### The task
Reproduce every entry exactly.
--- START OF Provided records ---
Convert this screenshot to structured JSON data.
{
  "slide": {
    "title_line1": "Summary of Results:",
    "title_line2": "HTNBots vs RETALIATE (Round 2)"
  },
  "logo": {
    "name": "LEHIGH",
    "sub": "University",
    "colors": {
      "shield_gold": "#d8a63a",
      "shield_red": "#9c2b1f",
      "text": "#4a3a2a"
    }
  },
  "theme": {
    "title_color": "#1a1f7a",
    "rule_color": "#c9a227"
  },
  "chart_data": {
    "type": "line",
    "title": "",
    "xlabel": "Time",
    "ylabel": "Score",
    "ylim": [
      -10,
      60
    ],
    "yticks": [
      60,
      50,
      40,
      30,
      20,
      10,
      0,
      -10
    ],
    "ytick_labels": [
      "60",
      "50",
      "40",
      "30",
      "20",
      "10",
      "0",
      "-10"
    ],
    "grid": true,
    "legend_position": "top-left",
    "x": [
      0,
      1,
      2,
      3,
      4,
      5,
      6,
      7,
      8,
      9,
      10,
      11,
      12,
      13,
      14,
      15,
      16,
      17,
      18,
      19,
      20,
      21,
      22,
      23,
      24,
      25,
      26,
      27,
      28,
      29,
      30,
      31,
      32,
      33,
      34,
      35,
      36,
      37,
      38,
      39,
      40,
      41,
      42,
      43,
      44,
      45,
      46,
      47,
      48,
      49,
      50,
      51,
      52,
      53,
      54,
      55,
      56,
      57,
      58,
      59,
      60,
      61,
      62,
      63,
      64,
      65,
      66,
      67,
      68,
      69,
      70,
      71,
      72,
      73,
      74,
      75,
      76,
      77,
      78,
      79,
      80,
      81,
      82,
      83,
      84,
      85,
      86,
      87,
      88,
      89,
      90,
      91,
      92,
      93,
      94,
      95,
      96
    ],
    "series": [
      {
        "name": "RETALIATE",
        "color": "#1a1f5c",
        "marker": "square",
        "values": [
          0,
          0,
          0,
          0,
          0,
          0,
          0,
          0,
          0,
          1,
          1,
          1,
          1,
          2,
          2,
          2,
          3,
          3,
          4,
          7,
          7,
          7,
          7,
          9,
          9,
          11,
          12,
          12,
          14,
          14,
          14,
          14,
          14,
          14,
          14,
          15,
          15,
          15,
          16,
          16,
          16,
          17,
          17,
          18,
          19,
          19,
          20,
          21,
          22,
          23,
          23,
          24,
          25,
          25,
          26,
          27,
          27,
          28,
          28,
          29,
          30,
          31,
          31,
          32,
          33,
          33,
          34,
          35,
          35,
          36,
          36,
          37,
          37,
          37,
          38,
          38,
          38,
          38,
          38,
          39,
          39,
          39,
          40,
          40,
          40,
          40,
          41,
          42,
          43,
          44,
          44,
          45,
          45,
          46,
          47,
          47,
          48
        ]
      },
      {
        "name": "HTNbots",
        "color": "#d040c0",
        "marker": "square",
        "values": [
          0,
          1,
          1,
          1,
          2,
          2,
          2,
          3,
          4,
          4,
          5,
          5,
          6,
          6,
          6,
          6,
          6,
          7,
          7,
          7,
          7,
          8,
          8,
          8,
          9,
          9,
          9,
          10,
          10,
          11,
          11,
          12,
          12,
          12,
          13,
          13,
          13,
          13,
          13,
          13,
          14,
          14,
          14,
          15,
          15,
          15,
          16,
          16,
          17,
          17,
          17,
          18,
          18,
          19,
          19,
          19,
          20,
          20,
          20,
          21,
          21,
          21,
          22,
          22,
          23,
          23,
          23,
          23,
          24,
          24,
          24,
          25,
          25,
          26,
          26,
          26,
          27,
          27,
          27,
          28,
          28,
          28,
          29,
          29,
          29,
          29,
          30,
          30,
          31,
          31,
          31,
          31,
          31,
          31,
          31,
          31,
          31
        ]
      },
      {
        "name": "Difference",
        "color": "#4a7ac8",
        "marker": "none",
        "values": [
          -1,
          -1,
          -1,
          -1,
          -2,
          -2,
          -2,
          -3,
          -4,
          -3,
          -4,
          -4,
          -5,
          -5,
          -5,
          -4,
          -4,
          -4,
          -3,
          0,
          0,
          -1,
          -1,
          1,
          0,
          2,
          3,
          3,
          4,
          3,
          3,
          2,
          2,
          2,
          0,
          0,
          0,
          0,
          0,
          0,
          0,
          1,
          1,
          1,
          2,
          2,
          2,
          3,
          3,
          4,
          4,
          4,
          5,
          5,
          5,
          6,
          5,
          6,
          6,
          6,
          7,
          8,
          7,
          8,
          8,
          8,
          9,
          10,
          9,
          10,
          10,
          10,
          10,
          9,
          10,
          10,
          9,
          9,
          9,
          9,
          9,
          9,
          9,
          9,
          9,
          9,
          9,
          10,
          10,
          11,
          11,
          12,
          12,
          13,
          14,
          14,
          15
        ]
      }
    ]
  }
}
--- END OF Provided records ---
### Exercise solution
Convert this screenshot to structured JSON data.
{
  "slide": {
    "title_line1": "Summary of Results:",
    "title_line2": "HTNBots vs RETALIATE (Round 2)"
  },
  "logo": {
    "name": "LEHIGH",
    "sub": "University",
    "colors": {
      "shield_gold": "#d8a63a",
      "shield_red": "#9c2b1f",
      "text": "#4a3a2a"
    }
  },
  "theme": {
    "title_color": "#1a1f7a",
    "rule_color": "#c9a227"
  },
  "chart_data": {
    "type": "line",
    "title": "",
    "xlabel": "Time",
    "ylabel": "Score",
    "ylim": [
      -10,
      60
    ],
    "yticks": [
      60,
      50,
      40,
      30,
      20,
      10,
      0,
      -10
    ],
    "ytick_labels": [
      "60",
      "50",
      "40",
      "30",
      "20",
      "10",
      "0",
      "-10"
    ],
    "grid": true,
    "legend_position": "top-left",
    "x": [
      0,
      1,
      2,
      3,
      4,
      5,
      6,
      7,
      8,
      9,
      10,
      11,
      12,
      13,
      14,
      15,
      16,
      17,
      18,
      19,
      20,
      21,
      22,
      23,
      24,
      25,
      26,
      27,
      28,
      29,
      30,
      31,
      32,
      33,
      34,
      35,
      36,
      37,
      38,
      39,
      40,
      41,
      42,
      43,
      44,
      45,
      46,
      47,
      48,
      49,
      50,
      51,
      52,
      53,
      54,
      55,
      56,
      57,
      58,
      59,
      60,
      61,
      62,
      63,
      64,
      65,
      66,
      67,
      68,
      69,
      70,
      71,
      72,
      73,
      74,
      75,
      76,
      77,
      78,
      79,
      80,
      81,
      82,
      83,
      84,
      85,
      86,
      87,
      88,
      89,
      90,
      91,
      92,
      93,
      94,
      95,
      96
    ],
    "series": [
      {
        "name": "RETALIATE",
        "color": "#1a1f5c",
        "marker": "square",
        "values": [
          0,
          0,
          0,
          0,
          0,
          0,
          0,
          0,
          0,
          1,
          1,
          1,
          1,
          2,
          2,
          2,
          3,
          3,
          4,
          7,
          7,
          7,
          7,
          9,
          9,
          11,
          12,
          12,
          14,
          14,
          14,
          14,
          14,
          14,
          14,
          15,
          15,
          15,
          16,
          16,
          16,
          17,
          17,
          18,
          19,
          19,
          20,
          21,
          22,
          23,
          23,
          24,
          25,
          25,
          26,
          27,
          27,
          28,
          28,
          29,
          30,
          31,
          31,
          32,
          33,
          33,
          34,
          35,
          35,
          36,
          36,
          37,
          37,
          37,
          38,
          38,
          38,
          38,
          38,
          39,
          39,
          39,
          40,
          40,
          40,
          40,
          41,
          42,
          43,
          44,
          44,
          45,
          45,
          46,
          47,
          47,
          48
        ]
      },
      {
        "name": "HTNbots",
        "color": "#d040c0",
        "marker": "square",
        "values": [
          0,
          1,
          1,
          1,
          2,
          2,
          2,
          3,
          4,
          4,
          5,
          5,
          6,
          6,
          6,
          6,
          6,
          7,
          7,
          7,
          7,
          8,
          8,
          8,
          9,
          9,
          9,
          10,
          10,
          11,
          11,
          12,
          12,
          12,
          13,
          13,
          13,
          13,
          13,
          13,
          14,
          14,
          14,
          15,
          15,
          15,
          16,
          16,
          17,
          17,
          17,
          18,
          18,
          19,
          19,
          19,
          20,
          20,
          20,
          21,
          21,
          21,
          22,
          22,
          23,
          23,
          23,
          23,
          24,
          24,
          24,
          25,
          25,
          26,
          26,
          26,
          27,
          27,
          27,
          28,
          28,
          28,
          29,
          29,
          29,
          29,
          30,
          30,
          31,
          31,
          31,
          31,
          31,
          31,
          31,
          31,
          31
        ]
      },
      {
        "name": "Difference",
        "color": "#4a7ac8",
        "marker": "none",
        "values": [
          -1,
          -1,
          -1,
          -1,
          -2,
          -2,
          -2,
          -3,
          -4,
          -3,
          -4,
          -4,
          -5,
          -5,
          -5,
          -4,
          -4,
          -4,
          -3,
          0,
          0,
          -1,
          -1,
          1,
          0,
          2,
          3,
          3,
          4,
          3,
          3,
          2,
          2,
          2,
          0,
          0,
          0,
          0,
          0,
          0,
          0,
          1,
          1,
          1,
          2,
          2,
          2,
          3,
          3,
          4,
          4,
          4,
          5,
          5,
          5,
          6,
          5,
          6,
          6,
          6,
          7,
          8,
          7,
          8,
          8,
          8,
          9,
          10,
          9,
          10,
          10,
          10,
          10,
          9,
          10,
          10,
          9,
          9,
          9,
          9,
          9,
          9,
          9,
          9,
          9,
          9,
          9,
          10,
          10,
          11,
          11,
          12,
          12,
          13,
          14,
          14,
          15
        ]
      }
    ]
  }
}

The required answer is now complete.